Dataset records
....

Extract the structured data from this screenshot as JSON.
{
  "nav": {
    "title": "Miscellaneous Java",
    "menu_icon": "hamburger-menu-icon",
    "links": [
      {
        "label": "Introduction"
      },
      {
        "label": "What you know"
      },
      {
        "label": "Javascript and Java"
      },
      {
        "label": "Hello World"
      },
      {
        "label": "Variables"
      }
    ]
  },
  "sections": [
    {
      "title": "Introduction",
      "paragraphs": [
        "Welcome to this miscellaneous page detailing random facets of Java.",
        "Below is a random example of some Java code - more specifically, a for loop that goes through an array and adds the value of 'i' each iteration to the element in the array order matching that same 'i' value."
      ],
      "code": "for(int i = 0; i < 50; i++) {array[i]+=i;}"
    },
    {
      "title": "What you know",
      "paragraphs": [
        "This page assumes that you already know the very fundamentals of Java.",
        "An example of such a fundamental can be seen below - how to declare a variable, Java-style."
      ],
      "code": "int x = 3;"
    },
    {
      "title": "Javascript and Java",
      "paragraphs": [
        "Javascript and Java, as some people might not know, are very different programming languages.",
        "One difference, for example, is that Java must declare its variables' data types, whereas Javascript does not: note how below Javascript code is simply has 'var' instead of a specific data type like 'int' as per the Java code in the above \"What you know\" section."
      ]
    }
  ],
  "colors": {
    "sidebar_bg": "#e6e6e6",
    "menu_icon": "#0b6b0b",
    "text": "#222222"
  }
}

....

INSTRUCTIONS TO FOLLOW
Repeat every entry exactly as written above.

SOLVED EXERCISE
Extract the structured data from this screenshot as JSON.
{
  "nav": {
    "title": "Miscellaneous Java",
    "menu_icon": "hamburger-menu-icon",
    "links": [
      {
        "label": "Introduction"
      },
      {
        "label": "What you know"
      },
      {
        "label": "Javascript and Java"
      },
      {
        "label": "Hello World"
      },
      {
        "label": "Variables"
      }
    ]
  },
  "sections": [
    {
      "title": "Introduction",
      "paragraphs": [
        "Welcome to this miscellaneous page detailing random facets of Java.",
        "Below is a random example of some Java code - more specifically, a for loop that goes through an array and adds the value of 'i' each iteration to the element in the array order matching that same 'i' value."
      ],
      "code": "for(int i = 0; i < 50; i++) {array[i]+=i;}"
    },
    {
      "title": "What you know",
      "paragraphs": [
        "This page assumes that you already know the very fundamentals of Java.",
        "An example of such a fundamental can be seen below - how to declare a variable, Java-style."
      ],
      "code": "int x = 3;"
    },
    {
      "title": "Javascript and Java",
      "paragraphs": [
        "Javascript and Java, as some people might not know, are very different programming languages.",
        "One difference, for example, is that Java must declare its variables' data types, whereas Javascript does not: note how below Javascript code is simply has 'var' instead of a specific data type like 'int' as per the Java code in the above \"What you know\" section."
      ]
    }
  ],
  "colors": {
    "sidebar_bg": "#e6e6e6",
    "menu_icon": "#0b6b0b",
    "text": "#222222"
  }
}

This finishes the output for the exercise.